#### Given data

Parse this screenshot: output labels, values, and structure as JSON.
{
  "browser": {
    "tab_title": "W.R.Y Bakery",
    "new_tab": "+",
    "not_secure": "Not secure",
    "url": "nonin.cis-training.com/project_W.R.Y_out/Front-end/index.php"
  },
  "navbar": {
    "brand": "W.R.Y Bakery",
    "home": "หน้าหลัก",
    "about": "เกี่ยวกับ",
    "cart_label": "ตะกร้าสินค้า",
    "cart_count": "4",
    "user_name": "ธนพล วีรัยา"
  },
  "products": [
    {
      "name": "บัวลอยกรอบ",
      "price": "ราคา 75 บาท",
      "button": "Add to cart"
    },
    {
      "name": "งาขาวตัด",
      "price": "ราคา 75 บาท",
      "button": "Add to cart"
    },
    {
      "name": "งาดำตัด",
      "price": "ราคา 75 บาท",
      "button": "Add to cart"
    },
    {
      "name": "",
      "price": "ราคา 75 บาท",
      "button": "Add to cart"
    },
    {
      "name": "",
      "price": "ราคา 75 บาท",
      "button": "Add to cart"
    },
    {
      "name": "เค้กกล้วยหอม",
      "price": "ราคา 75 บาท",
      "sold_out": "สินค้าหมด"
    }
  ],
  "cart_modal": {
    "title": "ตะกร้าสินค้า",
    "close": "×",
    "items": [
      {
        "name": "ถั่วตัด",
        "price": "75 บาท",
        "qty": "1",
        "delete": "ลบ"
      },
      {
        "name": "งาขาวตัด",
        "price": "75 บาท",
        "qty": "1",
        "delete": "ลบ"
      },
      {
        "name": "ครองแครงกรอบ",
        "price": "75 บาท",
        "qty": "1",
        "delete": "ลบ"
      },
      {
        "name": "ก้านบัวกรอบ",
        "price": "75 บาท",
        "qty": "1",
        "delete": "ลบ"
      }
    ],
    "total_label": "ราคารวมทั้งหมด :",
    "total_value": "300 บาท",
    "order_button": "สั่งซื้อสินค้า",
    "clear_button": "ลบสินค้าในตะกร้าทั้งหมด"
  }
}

#### Your instructions
Copy out the full set of records precisely, leaving nothing out.

#### Completed task
Parse this screenshot: output labels, values, and structure as JSON.
{
  "browser": {
    "tab_title": "W.R.Y Bakery",
    "new_tab": "+",
    "not_secure": "Not secure",
    "url": "nonin.cis-training.com/project_W.R.Y_out/Front-end/index.php"
  },
  "navbar": {
    "brand": "W.R.Y Bakery",
    "home": "หน้าหลัก",
    "about": "เกี่ยวกับ",
    "cart_label": "ตะกร้าสินค้า",
    "cart_count": "4",
    "user_name": "ธนพล วีรัยา"
  },
  "products": [
    {
      "name": "บัวลอยกรอบ",
      "price": "ราคา 75 บาท",
      "button": "Add to cart"
    },
    {
      "name": "งาขาวตัด",
      "price": "ราคา 75 บาท",
      "button": "Add to cart"
    },
    {
      "name": "งาดำตัด",
      "price": "ราคา 75 บาท",
      "button": "Add to cart"
    },
    {
      "name": "",
      "price": "ราคา 75 บาท",
      "button": "Add to cart"
    },
    {
      "name": "",
      "price": "ราคา 75 บาท",
      "button": "Add to cart"
    },
    {
      "name": "เค้กกล้วยหอม",
      "price": "ราคา 75 บาท",
      "sold_out": "สินค้าหมด"
    }
  ],
  "cart_modal": {
    "title": "ตะกร้าสินค้า",
    "close": "×",
    "items": [
      {
        "name": "ถั่วตัด",
        "price": "75 บาท",
        "qty": "1",
        "delete": "ลบ"
      },
      {
        "name": "งาขาวตัด",
        "price": "75 บาท",
        "qty": "1",
        "delete": "ลบ"
      },
      {
        "name": "ครองแครงกรอบ",
        "price": "75 บาท",
        "qty": "1",
        "delete": "ลบ"
      },
      {
        "name": "ก้านบัวกรอบ",
        "price": "75 บาท",
        "qty": "1",
        "delete": "ลบ"
      }
    ],
    "total_label": "ราคารวมทั้งหมด :",
    "total_value": "300 บาท",
    "order_button": "สั่งซื้อสินค้า",
    "clear_button": "ลบสินค้าในตะกร้าทั้งหมด"
  }
}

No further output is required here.